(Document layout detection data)
+ + + +
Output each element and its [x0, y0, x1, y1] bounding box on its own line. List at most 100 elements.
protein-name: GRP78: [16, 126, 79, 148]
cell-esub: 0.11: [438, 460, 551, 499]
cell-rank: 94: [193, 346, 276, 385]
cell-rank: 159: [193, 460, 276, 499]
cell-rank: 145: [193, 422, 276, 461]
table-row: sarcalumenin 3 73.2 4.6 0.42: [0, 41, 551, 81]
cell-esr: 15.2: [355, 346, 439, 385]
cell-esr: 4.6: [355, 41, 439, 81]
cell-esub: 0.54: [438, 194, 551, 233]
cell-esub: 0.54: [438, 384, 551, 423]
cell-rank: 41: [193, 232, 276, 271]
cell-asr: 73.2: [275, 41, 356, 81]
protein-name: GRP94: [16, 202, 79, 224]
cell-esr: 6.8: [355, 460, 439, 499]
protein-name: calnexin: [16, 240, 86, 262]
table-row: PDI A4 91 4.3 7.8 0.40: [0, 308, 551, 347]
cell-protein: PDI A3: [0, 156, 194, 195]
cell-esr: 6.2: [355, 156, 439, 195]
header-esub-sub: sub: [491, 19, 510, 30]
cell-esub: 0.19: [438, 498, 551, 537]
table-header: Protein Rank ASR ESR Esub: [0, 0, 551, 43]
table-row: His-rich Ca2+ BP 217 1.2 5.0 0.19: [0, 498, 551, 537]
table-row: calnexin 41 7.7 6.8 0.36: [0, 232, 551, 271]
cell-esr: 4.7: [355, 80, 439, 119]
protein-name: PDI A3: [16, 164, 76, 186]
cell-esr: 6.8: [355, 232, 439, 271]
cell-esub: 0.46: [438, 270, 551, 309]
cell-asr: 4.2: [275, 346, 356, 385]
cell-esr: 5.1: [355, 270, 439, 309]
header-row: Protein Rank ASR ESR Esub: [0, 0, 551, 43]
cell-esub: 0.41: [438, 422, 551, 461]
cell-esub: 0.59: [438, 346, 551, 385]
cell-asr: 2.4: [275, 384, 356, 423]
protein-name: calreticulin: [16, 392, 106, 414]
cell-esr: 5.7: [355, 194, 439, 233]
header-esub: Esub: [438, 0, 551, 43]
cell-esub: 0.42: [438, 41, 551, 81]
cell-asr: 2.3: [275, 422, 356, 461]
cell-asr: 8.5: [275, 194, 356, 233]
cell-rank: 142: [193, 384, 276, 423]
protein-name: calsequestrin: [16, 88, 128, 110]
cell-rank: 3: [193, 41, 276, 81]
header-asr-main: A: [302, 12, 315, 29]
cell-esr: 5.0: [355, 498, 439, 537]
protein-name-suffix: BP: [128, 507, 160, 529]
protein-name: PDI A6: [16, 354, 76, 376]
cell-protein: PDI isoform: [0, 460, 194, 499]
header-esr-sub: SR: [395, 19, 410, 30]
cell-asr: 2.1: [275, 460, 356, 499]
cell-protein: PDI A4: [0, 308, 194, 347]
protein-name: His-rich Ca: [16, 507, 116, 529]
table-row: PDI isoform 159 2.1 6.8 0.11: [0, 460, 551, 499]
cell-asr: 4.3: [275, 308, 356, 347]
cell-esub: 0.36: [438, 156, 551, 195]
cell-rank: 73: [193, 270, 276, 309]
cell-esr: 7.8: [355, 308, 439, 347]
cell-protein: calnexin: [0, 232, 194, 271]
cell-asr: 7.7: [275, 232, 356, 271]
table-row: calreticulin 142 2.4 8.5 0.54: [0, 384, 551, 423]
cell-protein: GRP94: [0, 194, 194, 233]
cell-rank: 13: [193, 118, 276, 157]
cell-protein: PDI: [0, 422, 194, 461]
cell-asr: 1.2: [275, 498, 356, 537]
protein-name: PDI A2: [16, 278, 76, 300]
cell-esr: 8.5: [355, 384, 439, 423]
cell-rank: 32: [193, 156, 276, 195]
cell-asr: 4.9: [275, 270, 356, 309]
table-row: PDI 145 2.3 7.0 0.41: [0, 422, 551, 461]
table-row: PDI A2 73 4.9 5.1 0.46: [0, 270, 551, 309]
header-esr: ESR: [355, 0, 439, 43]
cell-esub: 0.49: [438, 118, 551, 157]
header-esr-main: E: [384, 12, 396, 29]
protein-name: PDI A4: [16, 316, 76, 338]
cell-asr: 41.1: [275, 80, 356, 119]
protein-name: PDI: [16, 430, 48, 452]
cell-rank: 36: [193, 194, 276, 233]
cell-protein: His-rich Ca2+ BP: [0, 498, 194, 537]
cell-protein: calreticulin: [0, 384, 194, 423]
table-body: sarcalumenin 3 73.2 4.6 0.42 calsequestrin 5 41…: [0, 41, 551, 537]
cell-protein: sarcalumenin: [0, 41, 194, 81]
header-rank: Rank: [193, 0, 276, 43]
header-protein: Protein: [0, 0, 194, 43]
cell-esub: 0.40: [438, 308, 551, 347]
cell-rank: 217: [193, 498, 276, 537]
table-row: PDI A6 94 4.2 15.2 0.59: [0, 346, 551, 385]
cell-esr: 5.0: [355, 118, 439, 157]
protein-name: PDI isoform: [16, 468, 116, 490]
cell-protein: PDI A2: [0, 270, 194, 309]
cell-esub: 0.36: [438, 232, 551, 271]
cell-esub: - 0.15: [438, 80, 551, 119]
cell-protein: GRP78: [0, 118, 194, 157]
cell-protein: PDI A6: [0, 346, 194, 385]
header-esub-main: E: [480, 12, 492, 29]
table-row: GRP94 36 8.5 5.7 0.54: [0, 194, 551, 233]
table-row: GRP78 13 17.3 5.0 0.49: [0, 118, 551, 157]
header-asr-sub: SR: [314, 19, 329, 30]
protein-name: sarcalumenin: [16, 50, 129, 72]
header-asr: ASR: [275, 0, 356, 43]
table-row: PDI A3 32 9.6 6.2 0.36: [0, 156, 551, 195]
+ + + +
Requirement. Set down the records again, exactly.

Reply to the exercise.
Output each element and its [x0, y0, x1, y1] bounding box on its own line. List at most 100 elements.
protein-name: GRP78: [16, 126, 79, 148]
cell-esub: 0.11: [438, 460, 551, 499]
cell-rank: 94: [193, 346, 276, 385]
cell-rank: 159: [193, 460, 276, 499]
cell-rank: 145: [193, 422, 276, 461]
table-row: sarcalumenin 3 73.2 4.6 0.42: [0, 41, 551, 81]
cell-esr: 15.2: [355, 346, 439, 385]
cell-esr: 4.6: [355, 41, 439, 81]
cell-esub: 0.54: [438, 194, 551, 233]
cell-esub: 0.54: [438, 384, 551, 423]
cell-rank: 41: [193, 232, 276, 271]
cell-asr: 73.2: [275, 41, 356, 81]
protein-name: GRP94: [16, 202, 79, 224]
cell-esr: 6.8: [355, 460, 439, 499]
protein-name: calnexin: [16, 240, 86, 262]
table-row: PDI A4 91 4.3 7.8 0.40: [0, 308, 551, 347]
cell-protein: PDI A3: [0, 156, 194, 195]
cell-esr: 6.2: [355, 156, 439, 195]
header-esub-sub: sub: [491, 19, 510, 30]
cell-esub: 0.19: [438, 498, 551, 537]
table-header: Protein Rank ASR ESR Esub: [0, 0, 551, 43]
table-row: His-rich Ca2+ BP 217 1.2 5.0 0.19: [0, 498, 551, 537]
table-row: calnexin 41 7.7 6.8 0.36: [0, 232, 551, 271]
cell-esr: 4.7: [355, 80, 439, 119]
protein-name: PDI A3: [16, 164, 76, 186]
cell-esr: 6.8: [355, 232, 439, 271]
cell-esub: 0.46: [438, 270, 551, 309]
cell-asr: 4.2: [275, 346, 356, 385]
cell-esr: 5.1: [355, 270, 439, 309]
header-row: Protein Rank ASR ESR Esub: [0, 0, 551, 43]
cell-esub: 0.41: [438, 422, 551, 461]
cell-esub: 0.59: [438, 346, 551, 385]
cell-asr: 2.4: [275, 384, 356, 423]
protein-name: calreticulin: [16, 392, 106, 414]
cell-esr: 5.7: [355, 194, 439, 233]
header-esub: Esub: [438, 0, 551, 43]
cell-esub: 0.42: [438, 41, 551, 81]
cell-asr: 2.3: [275, 422, 356, 461]
cell-asr: 8.5: [275, 194, 356, 233]
cell-rank: 142: [193, 384, 276, 423]
protein-name: calsequestrin: [16, 88, 128, 110]
cell-rank: 3: [193, 41, 276, 81]
header-asr-main: A: [302, 12, 315, 29]
cell-esr: 5.0: [355, 498, 439, 537]
protein-name-suffix: BP: [128, 507, 160, 529]
protein-name: PDI A6: [16, 354, 76, 376]
cell-protein: PDI isoform: [0, 460, 194, 499]
header-esr-sub: SR: [395, 19, 410, 30]
cell-asr: 2.1: [275, 460, 356, 499]
cell-protein: PDI A4: [0, 308, 194, 347]
protein-name: His-rich Ca: [16, 507, 116, 529]
table-row: PDI isoform 159 2.1 6.8 0.11: [0, 460, 551, 499]
cell-asr: 4.3: [275, 308, 356, 347]
cell-esub: 0.36: [438, 156, 551, 195]
cell-rank: 73: [193, 270, 276, 309]
cell-esr: 7.8: [355, 308, 439, 347]
cell-protein: calnexin: [0, 232, 194, 271]
cell-asr: 7.7: [275, 232, 356, 271]
table-row: calreticulin 142 2.4 8.5 0.54: [0, 384, 551, 423]
cell-protein: GRP94: [0, 194, 194, 233]
cell-rank: 13: [193, 118, 276, 157]
cell-protein: PDI: [0, 422, 194, 461]
cell-asr: 1.2: [275, 498, 356, 537]
protein-name: PDI A2: [16, 278, 76, 300]
cell-esr: 8.5: [355, 384, 439, 423]
cell-rank: 32: [193, 156, 276, 195]
cell-asr: 4.9: [275, 270, 356, 309]
table-row: PDI 145 2.3 7.0 0.41: [0, 422, 551, 461]
table-row: PDI A2 73 4.9 5.1 0.46: [0, 270, 551, 309]
header-esr: ESR: [355, 0, 439, 43]
cell-esub: 0.49: [438, 118, 551, 157]
header-esr-main: E: [384, 12, 396, 29]
protein-name: PDI A4: [16, 316, 76, 338]
cell-asr: 41.1: [275, 80, 356, 119]
protein-name: PDI: [16, 430, 48, 452]
cell-rank: 36: [193, 194, 276, 233]
cell-protein: His-rich Ca2+ BP: [0, 498, 194, 537]
cell-protein: calreticulin: [0, 384, 194, 423]
table-body: sarcalumenin 3 73.2 4.6 0.42 calsequestrin 5 41…: [0, 41, 551, 537]
cell-protein: sarcalumenin: [0, 41, 194, 81]
header-rank: Rank: [193, 0, 276, 43]
header-protein: Protein: [0, 0, 194, 43]
cell-esub: 0.40: [438, 308, 551, 347]
cell-rank: 217: [193, 498, 276, 537]
table-row: PDI A6 94 4.2 15.2 0.59: [0, 346, 551, 385]
cell-esr: 5.0: [355, 118, 439, 157]
protein-name: PDI isoform: [16, 468, 116, 490]
cell-protein: PDI A2: [0, 270, 194, 309]
cell-esub: 0.36: [438, 232, 551, 271]
cell-esub: - 0.15: [438, 80, 551, 119]
cell-protein: GRP78: [0, 118, 194, 157]
cell-protein: PDI A6: [0, 346, 194, 385]
header-esub-main: E: [480, 12, 492, 29]
table-row: GRP94 36 8.5 5.7 0.54: [0, 194, 551, 233]
table-row: GRP78 13 17.3 5.0 0.49: [0, 118, 551, 157]
header-asr-sub: SR: [314, 19, 329, 30]
protein-name: sarcalumenin: [16, 50, 129, 72]
header-asr: ASR: [275, 0, 356, 43]
table-row: PDI A3 32 9.6 6.2 0.36: [0, 156, 551, 195]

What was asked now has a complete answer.